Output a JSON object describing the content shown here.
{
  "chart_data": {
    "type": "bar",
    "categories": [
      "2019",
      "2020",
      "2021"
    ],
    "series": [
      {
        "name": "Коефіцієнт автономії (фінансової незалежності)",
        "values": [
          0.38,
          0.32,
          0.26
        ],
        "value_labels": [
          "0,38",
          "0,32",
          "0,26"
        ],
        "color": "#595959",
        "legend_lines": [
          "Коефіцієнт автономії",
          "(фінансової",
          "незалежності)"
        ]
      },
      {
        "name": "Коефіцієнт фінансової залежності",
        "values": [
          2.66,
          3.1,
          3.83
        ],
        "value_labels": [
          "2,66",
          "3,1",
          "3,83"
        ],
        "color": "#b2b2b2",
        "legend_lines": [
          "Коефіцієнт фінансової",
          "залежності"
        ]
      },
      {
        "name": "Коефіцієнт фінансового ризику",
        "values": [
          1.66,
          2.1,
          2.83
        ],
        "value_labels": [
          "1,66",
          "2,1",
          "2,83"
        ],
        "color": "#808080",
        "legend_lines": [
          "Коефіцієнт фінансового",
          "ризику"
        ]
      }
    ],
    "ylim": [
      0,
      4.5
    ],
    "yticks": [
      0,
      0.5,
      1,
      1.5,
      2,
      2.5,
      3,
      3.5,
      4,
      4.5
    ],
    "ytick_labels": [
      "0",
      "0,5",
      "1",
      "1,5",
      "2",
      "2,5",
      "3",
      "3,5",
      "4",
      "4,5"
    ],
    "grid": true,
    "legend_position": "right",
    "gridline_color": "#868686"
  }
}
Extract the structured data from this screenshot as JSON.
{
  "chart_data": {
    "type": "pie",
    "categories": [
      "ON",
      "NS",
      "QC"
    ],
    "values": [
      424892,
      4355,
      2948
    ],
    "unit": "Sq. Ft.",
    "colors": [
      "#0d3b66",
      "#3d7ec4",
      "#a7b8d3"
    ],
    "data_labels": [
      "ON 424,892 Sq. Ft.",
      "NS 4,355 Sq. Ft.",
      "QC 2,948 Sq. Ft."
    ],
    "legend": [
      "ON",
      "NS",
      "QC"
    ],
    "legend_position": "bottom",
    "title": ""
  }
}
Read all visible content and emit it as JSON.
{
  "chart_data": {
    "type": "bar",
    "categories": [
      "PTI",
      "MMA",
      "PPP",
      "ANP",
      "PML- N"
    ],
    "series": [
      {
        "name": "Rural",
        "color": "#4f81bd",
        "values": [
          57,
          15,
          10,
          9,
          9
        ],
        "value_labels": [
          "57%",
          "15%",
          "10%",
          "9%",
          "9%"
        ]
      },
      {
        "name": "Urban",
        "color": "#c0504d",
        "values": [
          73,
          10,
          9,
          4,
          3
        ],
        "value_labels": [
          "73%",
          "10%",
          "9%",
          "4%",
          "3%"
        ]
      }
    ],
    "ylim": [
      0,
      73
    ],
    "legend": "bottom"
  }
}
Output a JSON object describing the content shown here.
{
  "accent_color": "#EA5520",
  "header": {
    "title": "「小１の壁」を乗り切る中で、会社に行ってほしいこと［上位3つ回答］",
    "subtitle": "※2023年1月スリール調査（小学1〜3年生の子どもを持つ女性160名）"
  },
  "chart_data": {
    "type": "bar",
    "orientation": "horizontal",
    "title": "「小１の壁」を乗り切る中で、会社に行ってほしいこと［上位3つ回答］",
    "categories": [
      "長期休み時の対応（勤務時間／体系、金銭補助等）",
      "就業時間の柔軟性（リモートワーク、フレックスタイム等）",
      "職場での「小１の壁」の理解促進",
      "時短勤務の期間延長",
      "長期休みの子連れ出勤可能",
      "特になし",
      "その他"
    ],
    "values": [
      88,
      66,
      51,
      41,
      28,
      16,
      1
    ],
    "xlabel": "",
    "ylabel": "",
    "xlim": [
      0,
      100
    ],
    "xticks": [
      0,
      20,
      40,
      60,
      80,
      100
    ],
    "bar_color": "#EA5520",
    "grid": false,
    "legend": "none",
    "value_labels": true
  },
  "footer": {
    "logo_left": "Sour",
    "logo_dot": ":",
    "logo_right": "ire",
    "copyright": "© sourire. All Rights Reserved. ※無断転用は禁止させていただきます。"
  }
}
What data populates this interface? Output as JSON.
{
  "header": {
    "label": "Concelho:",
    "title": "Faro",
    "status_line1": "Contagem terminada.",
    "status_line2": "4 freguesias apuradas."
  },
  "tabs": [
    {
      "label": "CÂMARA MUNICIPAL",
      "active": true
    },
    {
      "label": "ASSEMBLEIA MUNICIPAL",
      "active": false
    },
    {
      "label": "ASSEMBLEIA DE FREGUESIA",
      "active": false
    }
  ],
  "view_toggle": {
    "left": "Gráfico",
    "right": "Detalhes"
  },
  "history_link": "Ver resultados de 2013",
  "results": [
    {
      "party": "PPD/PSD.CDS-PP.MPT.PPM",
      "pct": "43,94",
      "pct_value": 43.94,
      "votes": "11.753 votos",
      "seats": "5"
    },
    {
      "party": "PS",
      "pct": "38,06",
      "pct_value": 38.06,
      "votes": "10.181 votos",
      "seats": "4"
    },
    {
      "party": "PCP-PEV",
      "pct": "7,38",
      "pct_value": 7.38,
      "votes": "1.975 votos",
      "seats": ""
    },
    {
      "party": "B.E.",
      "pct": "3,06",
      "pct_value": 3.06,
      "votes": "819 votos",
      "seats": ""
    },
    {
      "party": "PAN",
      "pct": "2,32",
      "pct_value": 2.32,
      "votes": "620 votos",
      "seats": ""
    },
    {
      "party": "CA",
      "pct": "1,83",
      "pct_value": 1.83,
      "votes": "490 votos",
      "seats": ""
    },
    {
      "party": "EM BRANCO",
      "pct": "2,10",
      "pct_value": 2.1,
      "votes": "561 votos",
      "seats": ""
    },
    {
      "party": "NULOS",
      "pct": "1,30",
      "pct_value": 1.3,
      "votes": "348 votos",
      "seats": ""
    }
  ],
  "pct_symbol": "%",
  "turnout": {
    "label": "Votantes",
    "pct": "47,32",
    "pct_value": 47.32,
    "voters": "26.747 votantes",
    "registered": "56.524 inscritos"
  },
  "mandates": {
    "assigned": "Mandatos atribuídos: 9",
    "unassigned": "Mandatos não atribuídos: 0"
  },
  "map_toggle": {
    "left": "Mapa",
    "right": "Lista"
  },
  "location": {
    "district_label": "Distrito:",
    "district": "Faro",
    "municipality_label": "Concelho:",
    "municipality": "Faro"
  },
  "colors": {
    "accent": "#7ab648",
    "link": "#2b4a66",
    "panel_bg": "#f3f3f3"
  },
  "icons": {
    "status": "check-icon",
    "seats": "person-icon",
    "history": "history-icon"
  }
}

Brief =>
Return every line of the material exactly.

Task response =>
Output a JSON object describing the content shown here.
{
  "chart_data": {
    "type": "bar",
    "categories": [
      "2019",
      "2020",
      "2021"
    ],
    "series": [
      {
        "name": "Коефіцієнт автономії (фінансової незалежності)",
        "values": [
          0.38,
          0.32,
          0.26
        ],
        "value_labels": [
          "0,38",
          "0,32",
          "0,26"
        ],
        "color": "#595959",
        "legend_lines": [
          "Коефіцієнт автономії",
          "(фінансової",
          "незалежності)"
        ]
      },
      {
        "name": "Коефіцієнт фінансової залежності",
        "values": [
          2.66,
          3.1,
          3.83
        ],
        "value_labels": [
          "2,66",
          "3,1",
          "3,83"
        ],
        "color": "#b2b2b2",
        "legend_lines": [
          "Коефіцієнт фінансової",
          "залежності"
        ]
      },
      {
        "name": "Коефіцієнт фінансового ризику",
        "values": [
          1.66,
          2.1,
          2.83
        ],
        "value_labels": [
          "1,66",
          "2,1",
          "2,83"
        ],
        "color": "#808080",
        "legend_lines": [
          "Коефіцієнт фінансового",
          "ризику"
        ]
      }
    ],
    "ylim": [
      0,
      4.5
    ],
    "yticks": [
      0,
      0.5,
      1,
      1.5,
      2,
      2.5,
      3,
      3.5,
      4,
      4.5
    ],
    "ytick_labels": [
      "0",
      "0,5",
      "1",
      "1,5",
      "2",
      "2,5",
      "3",
      "3,5",
      "4",
      "4,5"
    ],
    "grid": true,
    "legend_position": "right",
    "gridline_color": "#868686"
  }
}
Extract the structured data from this screenshot as JSON.
{
  "chart_data": {
    "type": "pie",
    "categories": [
      "ON",
      "NS",
      "QC"
    ],
    "values": [
      424892,
      4355,
      2948
    ],
    "unit": "Sq. Ft.",
    "colors": [
      "#0d3b66",
      "#3d7ec4",
      "#a7b8d3"
    ],
    "data_labels": [
      "ON 424,892 Sq. Ft.",
      "NS 4,355 Sq. Ft.",
      "QC 2,948 Sq. Ft."
    ],
    "legend": [
      "ON",
      "NS",
      "QC"
    ],
    "legend_position": "bottom",
    "title": ""
  }
}
Read all visible content and emit it as JSON.
{
  "chart_data": {
    "type": "bar",
    "categories": [
      "PTI",
      "MMA",
      "PPP",
      "ANP",
      "PML- N"
    ],
    "series": [
      {
        "name": "Rural",
        "color": "#4f81bd",
        "values": [
          57,
          15,
          10,
          9,
          9
        ],
        "value_labels": [
          "57%",
          "15%",
          "10%",
          "9%",
          "9%"
        ]
      },
      {
        "name": "Urban",
        "color": "#c0504d",
        "values": [
          73,
          10,
          9,
          4,
          3
        ],
        "value_labels": [
          "73%",
          "10%",
          "9%",
          "4%",
          "3%"
        ]
      }
    ],
    "ylim": [
      0,
      73
    ],
    "legend": "bottom"
  }
}
Output a JSON object describing the content shown here.
{
  "accent_color": "#EA5520",
  "header": {
    "title": "「小１の壁」を乗り切る中で、会社に行ってほしいこと［上位3つ回答］",
    "subtitle": "※2023年1月スリール調査（小学1〜3年生の子どもを持つ女性160名）"
  },
  "chart_data": {
    "type": "bar",
    "orientation": "horizontal",
    "title": "「小１の壁」を乗り切る中で、会社に行ってほしいこと［上位3つ回答］",
    "categories": [
      "長期休み時の対応（勤務時間／体系、金銭補助等）",
      "就業時間の柔軟性（リモートワーク、フレックスタイム等）",
      "職場での「小１の壁」の理解促進",
      "時短勤務の期間延長",
      "長期休みの子連れ出勤可能",
      "特になし",
      "その他"
    ],
    "values": [
      88,
      66,
      51,
      41,
      28,
      16,
      1
    ],
    "xlabel": "",
    "ylabel": "",
    "xlim": [
      0,
      100
    ],
    "xticks": [
      0,
      20,
      40,
      60,
      80,
      100
    ],
    "bar_color": "#EA5520",
    "grid": false,
    "legend": "none",
    "value_labels": true
  },
  "footer": {
    "logo_left": "Sour",
    "logo_dot": ":",
    "logo_right": "ire",
    "copyright": "© sourire. All Rights Reserved. ※無断転用は禁止させていただきます。"
  }
}
What data populates this interface? Output as JSON.
{
  "header": {
    "label": "Concelho:",
    "title": "Faro",
    "status_line1": "Contagem terminada.",
    "status_line2": "4 freguesias apuradas."
  },
  "tabs": [
    {
      "label": "CÂMARA MUNICIPAL",
      "active": true
    },
    {
      "label": "ASSEMBLEIA MUNICIPAL",
      "active": false
    },
    {
      "label": "ASSEMBLEIA DE FREGUESIA",
      "active": false
    }
  ],
  "view_toggle": {
    "left": "Gráfico",
    "right": "Detalhes"
  },
  "history_link": "Ver resultados de 2013",
  "results": [
    {
      "party": "PPD/PSD.CDS-PP.MPT.PPM",
      "pct": "43,94",
      "pct_value": 43.94,
      "votes": "11.753 votos",
      "seats": "5"
    },
    {
      "party": "PS",
      "pct": "38,06",
      "pct_value": 38.06,
      "votes": "10.181 votos",
      "seats": "4"
    },
    {
      "party": "PCP-PEV",
      "pct": "7,38",
      "pct_value": 7.38,
      "votes": "1.975 votos",
      "seats": ""
    },
    {
      "party": "B.E.",
      "pct": "3,06",
      "pct_value": 3.06,
      "votes": "819 votos",
      "seats": ""
    },
    {
      "party": "PAN",
      "pct": "2,32",
      "pct_value": 2.32,
      "votes": "620 votos",
      "seats": ""
    },
    {
      "party": "CA",
      "pct": "1,83",
      "pct_value": 1.83,
      "votes": "490 votos",
      "seats": ""
    },
    {
      "party": "EM BRANCO",
      "pct": "2,10",
      "pct_value": 2.1,
      "votes": "561 votos",
      "seats": ""
    },
    {
      "party": "NULOS",
      "pct": "1,30",
      "pct_value": 1.3,
      "votes": "348 votos",
      "seats": ""
    }
  ],
  "pct_symbol": "%",
  "turnout": {
    "label": "Votantes",
    "pct": "47,32",
    "pct_value": 47.32,
    "voters": "26.747 votantes",
    "registered": "56.524 inscritos"
  },
  "mandates": {
    "assigned": "Mandatos atribuídos: 9",
    "unassigned": "Mandatos não atribuídos: 0"
  },
  "map_toggle": {
    "left": "Mapa",
    "right": "Lista"
  },
  "location": {
    "district_label": "Distrito:",
    "district": "Faro",
    "municipality_label": "Concelho:",
    "municipality": "Faro"
  },
  "colors": {
    "accent": "#7ab648",
    "link": "#2b4a66",
    "panel_bg": "#f3f3f3"
  },
  "icons": {
    "status": "check-icon",
    "seats": "person-icon",
    "history": "history-icon"
  }
}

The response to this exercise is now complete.